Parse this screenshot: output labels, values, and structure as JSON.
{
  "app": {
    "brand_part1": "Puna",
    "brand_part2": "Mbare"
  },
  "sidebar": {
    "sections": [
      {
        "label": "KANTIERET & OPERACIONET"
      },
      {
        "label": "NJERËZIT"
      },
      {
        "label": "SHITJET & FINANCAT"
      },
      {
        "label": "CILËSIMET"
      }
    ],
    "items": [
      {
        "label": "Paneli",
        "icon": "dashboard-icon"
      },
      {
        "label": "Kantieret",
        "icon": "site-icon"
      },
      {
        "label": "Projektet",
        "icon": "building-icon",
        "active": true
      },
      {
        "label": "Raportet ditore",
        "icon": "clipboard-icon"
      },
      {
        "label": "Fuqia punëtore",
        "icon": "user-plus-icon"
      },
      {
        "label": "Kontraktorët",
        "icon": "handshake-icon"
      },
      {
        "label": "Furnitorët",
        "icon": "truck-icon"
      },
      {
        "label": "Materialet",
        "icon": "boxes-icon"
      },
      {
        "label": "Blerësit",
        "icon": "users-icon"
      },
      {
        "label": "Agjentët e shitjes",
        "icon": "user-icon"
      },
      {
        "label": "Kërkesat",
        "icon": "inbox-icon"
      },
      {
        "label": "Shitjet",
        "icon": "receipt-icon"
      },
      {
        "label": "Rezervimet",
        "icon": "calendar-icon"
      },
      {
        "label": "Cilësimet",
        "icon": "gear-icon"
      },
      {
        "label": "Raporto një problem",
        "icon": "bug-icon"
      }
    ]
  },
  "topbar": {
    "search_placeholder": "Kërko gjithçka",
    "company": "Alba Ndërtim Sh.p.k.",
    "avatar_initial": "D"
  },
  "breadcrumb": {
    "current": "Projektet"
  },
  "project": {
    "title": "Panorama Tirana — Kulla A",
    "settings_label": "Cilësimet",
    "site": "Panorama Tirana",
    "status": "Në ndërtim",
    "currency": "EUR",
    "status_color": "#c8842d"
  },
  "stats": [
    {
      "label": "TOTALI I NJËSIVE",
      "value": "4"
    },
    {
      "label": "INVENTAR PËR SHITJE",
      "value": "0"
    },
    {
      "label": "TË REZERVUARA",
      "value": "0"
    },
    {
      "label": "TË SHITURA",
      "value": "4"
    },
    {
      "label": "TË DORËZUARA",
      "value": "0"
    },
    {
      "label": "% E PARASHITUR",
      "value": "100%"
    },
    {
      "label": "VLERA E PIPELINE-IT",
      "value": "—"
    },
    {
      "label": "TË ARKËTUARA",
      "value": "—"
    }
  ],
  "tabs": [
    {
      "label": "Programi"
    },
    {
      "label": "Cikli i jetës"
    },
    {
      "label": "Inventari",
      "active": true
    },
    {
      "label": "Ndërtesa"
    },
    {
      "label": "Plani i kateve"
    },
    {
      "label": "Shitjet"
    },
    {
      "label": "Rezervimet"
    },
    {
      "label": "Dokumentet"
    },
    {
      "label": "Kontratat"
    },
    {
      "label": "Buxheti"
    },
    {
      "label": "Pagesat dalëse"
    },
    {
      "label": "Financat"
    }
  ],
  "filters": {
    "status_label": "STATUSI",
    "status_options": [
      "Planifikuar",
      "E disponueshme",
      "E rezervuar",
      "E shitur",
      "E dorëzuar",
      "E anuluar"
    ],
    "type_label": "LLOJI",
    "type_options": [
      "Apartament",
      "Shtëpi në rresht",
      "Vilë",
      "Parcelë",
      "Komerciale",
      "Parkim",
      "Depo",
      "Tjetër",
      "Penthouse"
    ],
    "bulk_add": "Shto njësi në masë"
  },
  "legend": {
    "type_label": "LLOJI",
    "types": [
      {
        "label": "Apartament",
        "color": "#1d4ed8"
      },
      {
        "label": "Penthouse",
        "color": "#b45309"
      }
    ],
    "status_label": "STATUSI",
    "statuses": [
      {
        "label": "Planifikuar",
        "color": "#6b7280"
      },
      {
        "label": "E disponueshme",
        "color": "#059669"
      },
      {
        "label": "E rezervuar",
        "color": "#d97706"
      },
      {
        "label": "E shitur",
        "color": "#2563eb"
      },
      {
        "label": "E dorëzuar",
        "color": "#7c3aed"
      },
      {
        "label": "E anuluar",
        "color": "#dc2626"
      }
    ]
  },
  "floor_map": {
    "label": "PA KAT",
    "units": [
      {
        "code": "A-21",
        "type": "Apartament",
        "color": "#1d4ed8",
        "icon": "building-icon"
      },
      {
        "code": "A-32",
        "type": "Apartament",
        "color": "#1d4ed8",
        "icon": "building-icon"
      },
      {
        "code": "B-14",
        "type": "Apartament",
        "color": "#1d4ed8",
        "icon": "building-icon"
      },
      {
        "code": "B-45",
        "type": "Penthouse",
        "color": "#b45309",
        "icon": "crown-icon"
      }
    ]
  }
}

- CHALLENGE: Each record above must be given again exactly.

- IN RESPONSE:
Parse this screenshot: output labels, values, and structure as JSON.
{
  "app": {
    "brand_part1": "Puna",
    "brand_part2": "Mbare"
  },
  "sidebar": {
    "sections": [
      {
        "label": "KANTIERET & OPERACIONET"
      },
      {
        "label": "NJERËZIT"
      },
      {
        "label": "SHITJET & FINANCAT"
      },
      {
        "label": "CILËSIMET"
      }
    ],
    "items": [
      {
        "label": "Paneli",
        "icon": "dashboard-icon"
      },
      {
        "label": "Kantieret",
        "icon": "site-icon"
      },
      {
        "label": "Projektet",
        "icon": "building-icon",
        "active": true
      },
      {
        "label": "Raportet ditore",
        "icon": "clipboard-icon"
      },
      {
        "label": "Fuqia punëtore",
        "icon": "user-plus-icon"
      },
      {
        "label": "Kontraktorët",
        "icon": "handshake-icon"
      },
      {
        "label": "Furnitorët",
        "icon": "truck-icon"
      },
      {
        "label": "Materialet",
        "icon": "boxes-icon"
      },
      {
        "label": "Blerësit",
        "icon": "users-icon"
      },
      {
        "label": "Agjentët e shitjes",
        "icon": "user-icon"
      },
      {
        "label": "Kërkesat",
        "icon": "inbox-icon"
      },
      {
        "label": "Shitjet",
        "icon": "receipt-icon"
      },
      {
        "label": "Rezervimet",
        "icon": "calendar-icon"
      },
      {
        "label": "Cilësimet",
        "icon": "gear-icon"
      },
      {
        "label": "Raporto një problem",
        "icon": "bug-icon"
      }
    ]
  },
  "topbar": {
    "search_placeholder": "Kërko gjithçka",
    "company": "Alba Ndërtim Sh.p.k.",
    "avatar_initial": "D"
  },
  "breadcrumb": {
    "current": "Projektet"
  },
  "project": {
    "title": "Panorama Tirana — Kulla A",
    "settings_label": "Cilësimet",
    "site": "Panorama Tirana",
    "status": "Në ndërtim",
    "currency": "EUR",
    "status_color": "#c8842d"
  },
  "stats": [
    {
      "label": "TOTALI I NJËSIVE",
      "value": "4"
    },
    {
      "label": "INVENTAR PËR SHITJE",
      "value": "0"
    },
    {
      "label": "TË REZERVUARA",
      "value": "0"
    },
    {
      "label": "TË SHITURA",
      "value": "4"
    },
    {
      "label": "TË DORËZUARA",
      "value": "0"
    },
    {
      "label": "% E PARASHITUR",
      "value": "100%"
    },
    {
      "label": "VLERA E PIPELINE-IT",
      "value": "—"
    },
    {
      "label": "TË ARKËTUARA",
      "value": "—"
    }
  ],
  "tabs": [
    {
      "label": "Programi"
    },
    {
      "label": "Cikli i jetës"
    },
    {
      "label": "Inventari",
      "active": true
    },
    {
      "label": "Ndërtesa"
    },
    {
      "label": "Plani i kateve"
    },
    {
      "label": "Shitjet"
    },
    {
      "label": "Rezervimet"
    },
    {
      "label": "Dokumentet"
    },
    {
      "label": "Kontratat"
    },
    {
      "label": "Buxheti"
    },
    {
      "label": "Pagesat dalëse"
    },
    {
      "label": "Financat"
    }
  ],
  "filters": {
    "status_label": "STATUSI",
    "status_options": [
      "Planifikuar",
      "E disponueshme",
      "E rezervuar",
      "E shitur",
      "E dorëzuar",
      "E anuluar"
    ],
    "type_label": "LLOJI",
    "type_options": [
      "Apartament",
      "Shtëpi në rresht",
      "Vilë",
      "Parcelë",
      "Komerciale",
      "Parkim",
      "Depo",
      "Tjetër",
      "Penthouse"
    ],
    "bulk_add": "Shto njësi në masë"
  },
  "legend": {
    "type_label": "LLOJI",
    "types": [
      {
        "label": "Apartament",
        "color": "#1d4ed8"
      },
      {
        "label": "Penthouse",
        "color": "#b45309"
      }
    ],
    "status_label": "STATUSI",
    "statuses": [
      {
        "label": "Planifikuar",
        "color": "#6b7280"
      },
      {
        "label": "E disponueshme",
        "color": "#059669"
      },
      {
        "label": "E rezervuar",
        "color": "#d97706"
      },
      {
        "label": "E shitur",
        "color": "#2563eb"
      },
      {
        "label": "E dorëzuar",
        "color": "#7c3aed"
      },
      {
        "label": "E anuluar",
        "color": "#dc2626"
      }
    ]
  },
  "floor_map": {
    "label": "PA KAT",
    "units": [
      {
        "code": "A-21",
        "type": "Apartament",
        "color": "#1d4ed8",
        "icon": "building-icon"
      },
      {
        "code": "A-32",
        "type": "Apartament",
        "color": "#1d4ed8",
        "icon": "building-icon"
      },
      {
        "code": "B-14",
        "type": "Apartament",
        "color": "#1d4ed8",
        "icon": "building-icon"
      },
      {
        "code": "B-45",
        "type": "Penthouse",
        "color": "#b45309",
        "icon": "crown-icon"
      }
    ]
  }
}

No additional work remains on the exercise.